- [Exercise instructions]:
How many lines of these entries hold the string "della"? Answer with the number alone.

+++

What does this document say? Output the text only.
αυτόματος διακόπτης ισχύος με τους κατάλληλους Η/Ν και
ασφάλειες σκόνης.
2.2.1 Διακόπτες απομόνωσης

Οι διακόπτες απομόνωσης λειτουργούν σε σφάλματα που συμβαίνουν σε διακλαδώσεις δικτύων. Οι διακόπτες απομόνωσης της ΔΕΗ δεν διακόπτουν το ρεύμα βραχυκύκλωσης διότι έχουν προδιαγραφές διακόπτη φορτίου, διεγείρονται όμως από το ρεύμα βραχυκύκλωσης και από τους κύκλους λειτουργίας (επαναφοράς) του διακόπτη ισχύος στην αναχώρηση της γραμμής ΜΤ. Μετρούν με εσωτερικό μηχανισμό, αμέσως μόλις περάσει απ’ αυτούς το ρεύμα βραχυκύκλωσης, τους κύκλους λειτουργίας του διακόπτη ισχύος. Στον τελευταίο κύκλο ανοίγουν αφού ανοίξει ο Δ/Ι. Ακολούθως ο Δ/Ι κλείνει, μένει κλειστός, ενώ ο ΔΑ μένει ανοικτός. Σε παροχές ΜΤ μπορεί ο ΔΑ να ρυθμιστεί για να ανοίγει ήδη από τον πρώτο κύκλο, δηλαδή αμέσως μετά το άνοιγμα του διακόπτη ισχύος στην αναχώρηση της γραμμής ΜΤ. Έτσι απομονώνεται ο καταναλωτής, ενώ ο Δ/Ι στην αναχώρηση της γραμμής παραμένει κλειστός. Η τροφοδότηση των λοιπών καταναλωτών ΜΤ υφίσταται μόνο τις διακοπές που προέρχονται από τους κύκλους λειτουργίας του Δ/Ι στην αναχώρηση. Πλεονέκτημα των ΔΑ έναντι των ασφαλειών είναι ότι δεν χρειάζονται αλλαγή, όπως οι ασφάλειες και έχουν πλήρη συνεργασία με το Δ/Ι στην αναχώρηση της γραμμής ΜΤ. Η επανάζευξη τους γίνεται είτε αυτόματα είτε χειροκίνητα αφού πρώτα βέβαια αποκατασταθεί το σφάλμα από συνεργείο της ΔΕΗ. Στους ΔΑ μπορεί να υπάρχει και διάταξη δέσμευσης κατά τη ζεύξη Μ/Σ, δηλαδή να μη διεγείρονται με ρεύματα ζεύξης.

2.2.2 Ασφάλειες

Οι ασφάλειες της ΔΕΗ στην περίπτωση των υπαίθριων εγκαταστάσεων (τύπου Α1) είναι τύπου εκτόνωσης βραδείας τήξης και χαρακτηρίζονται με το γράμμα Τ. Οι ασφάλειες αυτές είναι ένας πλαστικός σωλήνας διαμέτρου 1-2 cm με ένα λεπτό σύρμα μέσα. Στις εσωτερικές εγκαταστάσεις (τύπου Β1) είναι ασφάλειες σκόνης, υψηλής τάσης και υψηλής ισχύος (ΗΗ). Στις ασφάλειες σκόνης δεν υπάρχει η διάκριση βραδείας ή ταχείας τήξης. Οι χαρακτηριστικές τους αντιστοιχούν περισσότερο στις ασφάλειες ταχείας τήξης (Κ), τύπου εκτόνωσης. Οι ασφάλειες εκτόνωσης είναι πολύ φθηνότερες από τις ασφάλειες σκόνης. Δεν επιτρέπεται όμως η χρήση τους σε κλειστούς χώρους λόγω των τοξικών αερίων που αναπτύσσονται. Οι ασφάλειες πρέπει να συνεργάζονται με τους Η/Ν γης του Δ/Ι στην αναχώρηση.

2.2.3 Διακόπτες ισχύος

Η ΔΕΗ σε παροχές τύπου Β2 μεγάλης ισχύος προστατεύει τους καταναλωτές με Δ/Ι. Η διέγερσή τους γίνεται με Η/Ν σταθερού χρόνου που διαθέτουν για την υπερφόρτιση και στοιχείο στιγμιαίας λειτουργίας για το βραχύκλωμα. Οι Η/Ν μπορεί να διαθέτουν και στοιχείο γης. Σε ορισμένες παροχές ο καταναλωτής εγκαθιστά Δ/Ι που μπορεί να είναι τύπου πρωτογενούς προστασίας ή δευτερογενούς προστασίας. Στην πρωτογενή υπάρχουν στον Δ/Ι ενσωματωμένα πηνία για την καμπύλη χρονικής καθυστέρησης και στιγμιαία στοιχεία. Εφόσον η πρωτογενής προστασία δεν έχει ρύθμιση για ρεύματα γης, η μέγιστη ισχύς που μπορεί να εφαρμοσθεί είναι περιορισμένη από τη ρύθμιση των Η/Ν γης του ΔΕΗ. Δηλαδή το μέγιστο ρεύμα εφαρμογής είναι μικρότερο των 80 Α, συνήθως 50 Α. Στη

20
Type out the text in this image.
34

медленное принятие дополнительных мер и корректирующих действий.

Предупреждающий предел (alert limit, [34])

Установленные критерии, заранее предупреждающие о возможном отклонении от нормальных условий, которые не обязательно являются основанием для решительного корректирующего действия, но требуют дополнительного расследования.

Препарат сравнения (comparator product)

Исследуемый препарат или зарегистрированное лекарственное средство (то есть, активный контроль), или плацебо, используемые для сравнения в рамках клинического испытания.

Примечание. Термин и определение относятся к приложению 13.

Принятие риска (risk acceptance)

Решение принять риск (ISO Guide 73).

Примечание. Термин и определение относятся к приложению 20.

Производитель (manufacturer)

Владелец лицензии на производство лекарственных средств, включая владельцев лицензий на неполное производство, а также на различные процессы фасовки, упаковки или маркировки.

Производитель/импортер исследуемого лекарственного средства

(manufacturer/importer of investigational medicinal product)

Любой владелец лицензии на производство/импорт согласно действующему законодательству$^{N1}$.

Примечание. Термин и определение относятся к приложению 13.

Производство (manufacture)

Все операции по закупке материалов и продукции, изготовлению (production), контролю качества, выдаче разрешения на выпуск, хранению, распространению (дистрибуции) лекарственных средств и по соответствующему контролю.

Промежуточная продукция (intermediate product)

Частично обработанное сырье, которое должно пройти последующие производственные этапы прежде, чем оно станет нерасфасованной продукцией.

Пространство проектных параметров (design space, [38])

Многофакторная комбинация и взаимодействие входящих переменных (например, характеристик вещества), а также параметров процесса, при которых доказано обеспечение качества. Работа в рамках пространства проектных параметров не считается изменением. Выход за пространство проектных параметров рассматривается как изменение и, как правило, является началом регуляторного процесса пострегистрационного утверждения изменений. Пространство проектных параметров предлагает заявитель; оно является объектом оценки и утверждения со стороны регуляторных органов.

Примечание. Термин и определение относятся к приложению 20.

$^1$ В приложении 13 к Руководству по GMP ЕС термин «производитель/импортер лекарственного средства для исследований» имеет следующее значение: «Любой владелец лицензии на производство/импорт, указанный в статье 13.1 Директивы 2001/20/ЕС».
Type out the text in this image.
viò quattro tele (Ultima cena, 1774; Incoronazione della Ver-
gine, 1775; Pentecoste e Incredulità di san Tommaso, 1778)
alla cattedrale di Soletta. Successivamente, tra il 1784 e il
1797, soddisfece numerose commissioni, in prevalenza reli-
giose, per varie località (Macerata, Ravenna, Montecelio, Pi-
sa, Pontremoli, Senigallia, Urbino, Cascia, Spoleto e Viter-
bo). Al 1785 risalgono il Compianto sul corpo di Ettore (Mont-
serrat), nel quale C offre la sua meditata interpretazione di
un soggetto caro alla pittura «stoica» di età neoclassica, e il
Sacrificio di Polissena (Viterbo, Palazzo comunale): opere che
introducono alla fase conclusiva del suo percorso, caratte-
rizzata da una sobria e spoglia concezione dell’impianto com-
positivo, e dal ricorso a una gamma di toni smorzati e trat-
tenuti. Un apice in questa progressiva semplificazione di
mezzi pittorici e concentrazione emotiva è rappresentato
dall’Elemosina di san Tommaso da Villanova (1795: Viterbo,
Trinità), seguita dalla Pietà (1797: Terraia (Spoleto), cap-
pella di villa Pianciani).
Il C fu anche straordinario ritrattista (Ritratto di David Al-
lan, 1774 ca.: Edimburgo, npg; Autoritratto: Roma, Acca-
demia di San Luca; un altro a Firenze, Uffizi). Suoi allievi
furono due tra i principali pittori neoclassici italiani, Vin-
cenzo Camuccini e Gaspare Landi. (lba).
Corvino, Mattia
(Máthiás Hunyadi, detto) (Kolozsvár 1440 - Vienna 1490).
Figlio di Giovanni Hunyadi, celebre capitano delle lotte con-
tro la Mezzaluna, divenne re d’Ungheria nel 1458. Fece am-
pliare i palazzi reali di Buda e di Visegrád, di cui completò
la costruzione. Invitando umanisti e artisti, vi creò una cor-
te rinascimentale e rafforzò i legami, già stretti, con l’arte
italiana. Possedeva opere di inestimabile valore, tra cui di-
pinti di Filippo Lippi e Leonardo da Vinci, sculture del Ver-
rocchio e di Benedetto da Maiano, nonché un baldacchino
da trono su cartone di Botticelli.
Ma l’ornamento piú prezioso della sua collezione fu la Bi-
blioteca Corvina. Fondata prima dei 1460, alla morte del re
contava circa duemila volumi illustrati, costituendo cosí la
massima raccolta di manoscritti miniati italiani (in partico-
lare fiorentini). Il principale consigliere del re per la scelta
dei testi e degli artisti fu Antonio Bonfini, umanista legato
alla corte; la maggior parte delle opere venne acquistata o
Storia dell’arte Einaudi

+++

- [Output for this exercise]:
2